本文:
■ ■ ■

荀彧(じゅんいく)は先見の明がある人物でした。

西暦189年、孝廉(こうれん)に推挙されて、荀彧は宮中の仕事に就きますが

菫卓(とうたく)の横暴を見て、宮中にいるのは危険と判断。

 

田舎に転任を願い出て許されると、任地にはいかず、故郷に帰り隠棲します。

 

しかし、故郷である潁川(えいせん)郡にも戦乱の気配を感じると、

荀彧は潁川の古老を集めてより安全な冀州に避難する事を勧めますが、

古老は彼を信用せず、故郷を動こうとはしませんでした。

 

やむなく、荀彧は自分の一族のみを連れて、調度、軽騎兵を率いて

避難を呼び掛けていた韓馥(かんぷく)と一緒に冀州に逃れます。

 

それから、僅か数カ月後、潁川郡は李傕(りかく)・郭汜(かくし)の軍勢に

蹂躙され、壊滅し、多くの死者が出ました。

 

本来ならば、このまま韓馥(かんぷく)の配下になる予定だった荀彧ですが、、

韓馥が領有する予定だった冀州は袁紹(えんしょう)に握られていました。

 

すでに荀彧の兄達は、袁紹に仕えていたので袁紹は荀彧(じゅんいく)を

上客の扱いで優遇しスカウトします。

荀彧 袁紹

 

ですが、荀彧は、袁紹(えんしょう)の器では天下を統一できないと見抜き、

それに仕える事はありませんでした。

 



荀彧の最大の望みとは?

荀彧

 

荀彧の最大の望みは、漢王朝を再興して再び、天下太平の世にする事、

そして自身が武将タイプではない以上は、それを可能にする

英傑に出会い、そして参謀として天下獲りに協力する事です。

 

荀彧は、この己の野望を達成する為に生き、そして皮肉にも、

この野望の為に死を迎える事になります。

 

曹操と荀彧が遂に出会う

現実主義曹操

 

曹操(そうそう)は、その頃、奮武将軍として東郡という所にいました。

それを聞いた荀彧は、曹操に仕える為に袁紹の下を去ります。

 

曹操は、荀彧の聡明さを一目で見抜き、これを抱える事を喜びます。

西暦191年、荀彧は29歳の若さでした。

■ ■ ■

データ:
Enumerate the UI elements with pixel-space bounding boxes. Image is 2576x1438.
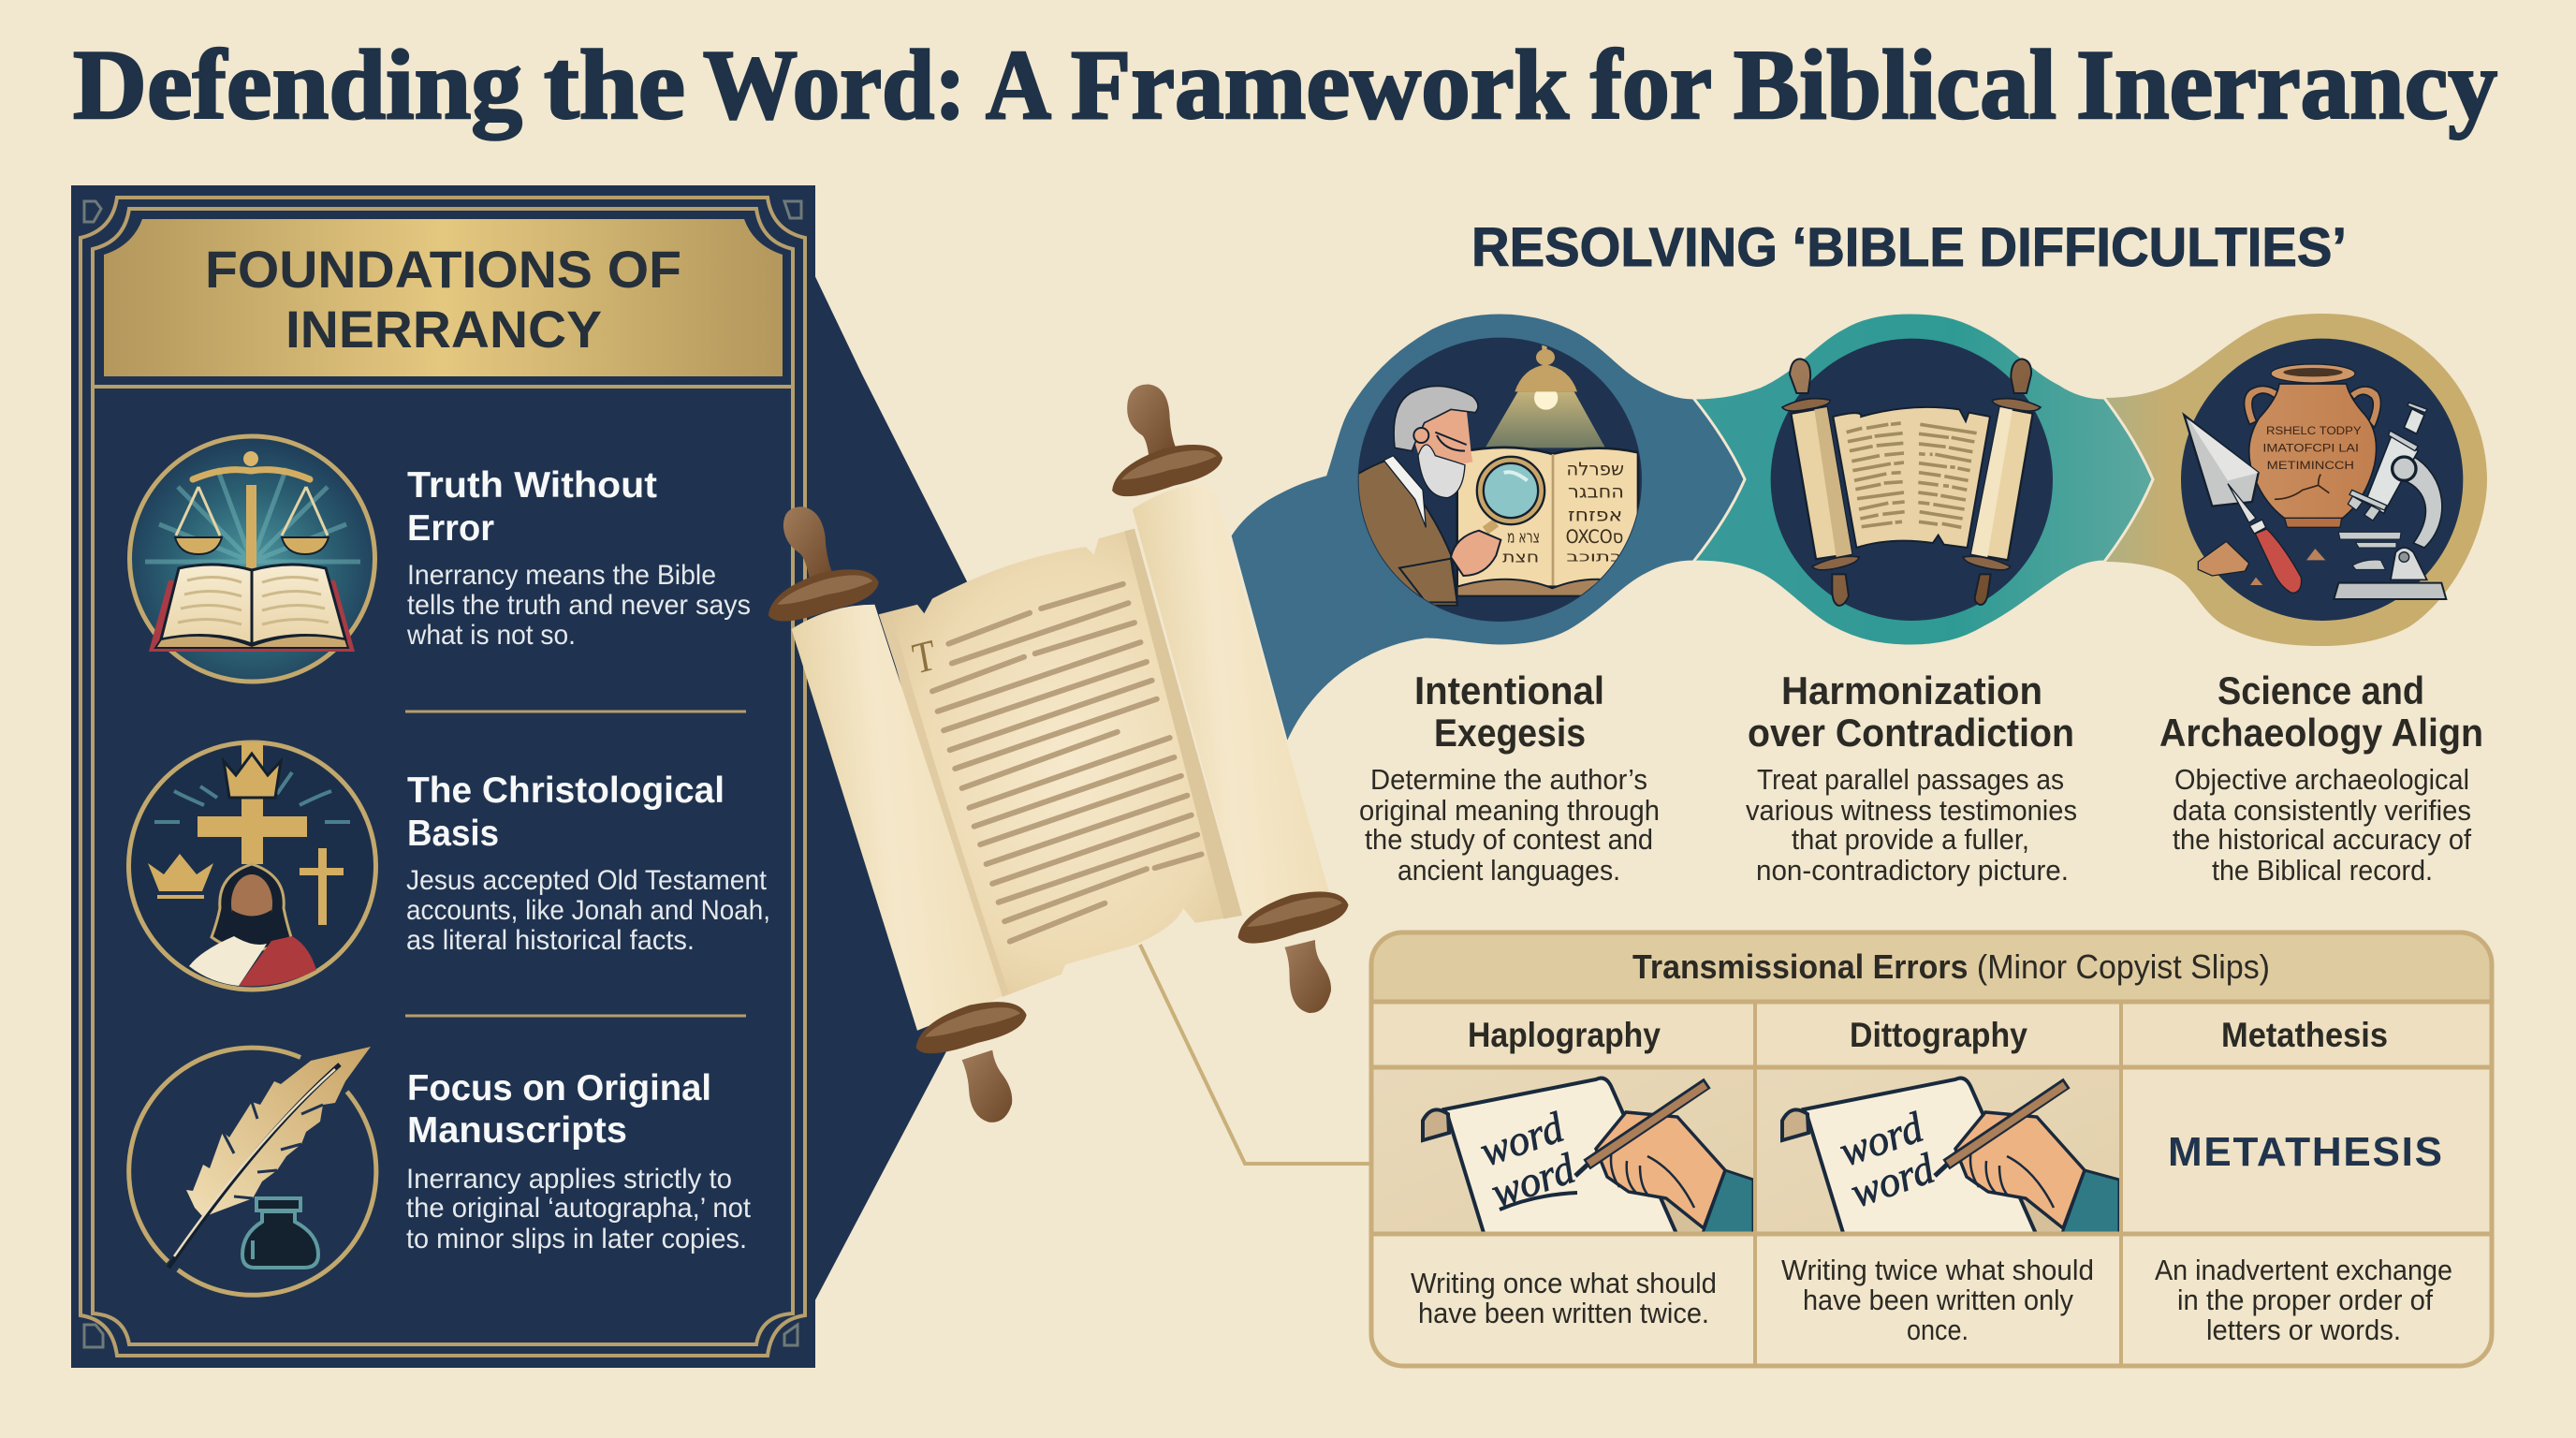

■ ■ ■

問題:
荀彧についての文章のうち、「菫卓(とうたく)の横暴を見て、宮中にいるのは危険と判断。」で始まり「古老は彼を信用せず、故郷を動こうとはしませんでした。」まで続く部分を、「古老」を「長老」に置き換えて書き直してください。 行はこの作業には関わりません。

解答:
菫卓(とうたく)の横暴を見て、宮中にいるのは危険と判断。

 

田舎に転任を願い出て許されると、任地にはいかず、故郷に帰り隠棲します。

 

しかし、故郷である潁川(えいせん)郡にも戦乱の気配を感じると、

荀彧は潁川の長老を集めてより安全な冀州に避難する事を勧めますが、

長老は彼を信用せず、故郷を動こうとはしませんでした。